* Exercise directions
Identify the lines that contain the string "ホワイトニング", then copy each of them.
— begin Material supplied —
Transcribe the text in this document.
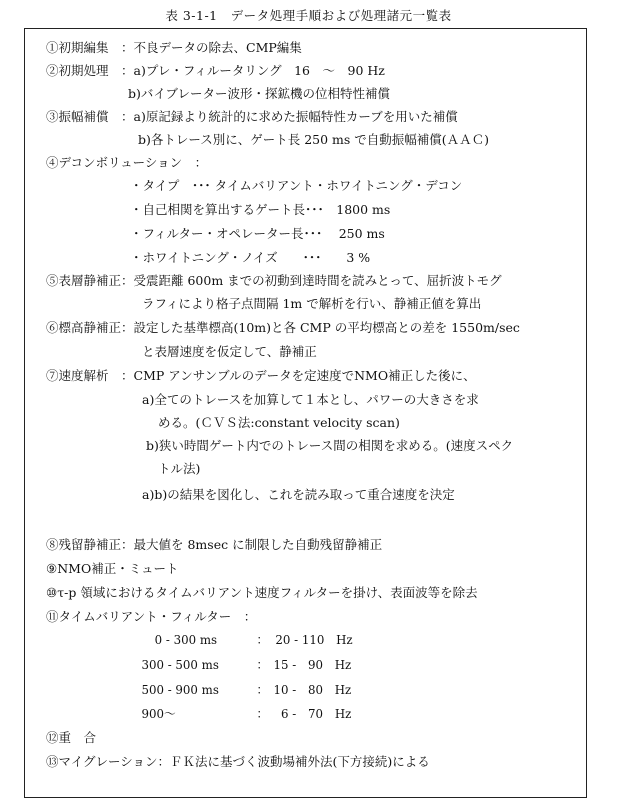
表 3-1-1　データ処理手順および処理諸元一覧表
①初期編集　：不良データの除去、CMP編集
②初期処理　：a)プレ・フィルータリング　16　～　90 Hz
b)バイブレーター波形・探鉱機の位相特性補償
③振幅補償　：a)原記録より統計的に求めた振幅特性カーブを用いた補償
b)各トレース別に、ゲート長 250 ms で自動振幅補償(ＡＡＣ)
④デコンボリューション　：
・タイプ　･･･ タイムバリアント・ホワイトニング・デコン
・自己相関を算出するゲート長･･･　1800 ms
・フィルター・オペレーター長･･･　 250 ms
・ホワイトニング・ノイズ　　･･･　　3 %
⑤表層静補正：受震距離 600m までの初動到達時間を読みとって、屈折波トモグ
ラフィにより格子点間隔 1m で解析を行い、静補正値を算出
⑥標高静補正：設定した基準標高(10m)と各 CMP の平均標高との差を 1550m/sec
と表層速度を仮定して、静補正
⑦速度解析　：CMP アンサンブルのデータを定速度でNMO補正した後に、
a)全てのトレースを加算して１本とし、パワーの大きさを求
める。(ＣＶＳ法:constant velocity scan)
b)狭い時間ゲート内でのトレース間の相関を求める。(速度スペク
トル法)
a)b)の結果を図化し、これを読み取って重合速度を決定
⑧残留静補正：最大値を 8msec に制限した自動残留静補正
⑨NMO補正・ミュート
⑩τ-p 領域におけるタイムバリアント速度フィルターを掛け、表面波等を除去
⑪タイムバリアント・フィルター　：
0 - 300 ms	： 20 - 110　Hz
300 - 500 ms	： 15 -　90　Hz
500 - 900 ms	： 10 -　80　Hz
900～	： 6 -　70　Hz
⑫重　合
⑬マイグレーション：ＦＫ法に基づく波動場補外法(下方接続)による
— end Material supplied —
* The answer
・タイプ　･･･ タイムバリアント・ホワイトニング・デコン
・ホワイトニング・ノイズ　　･･･　　3 %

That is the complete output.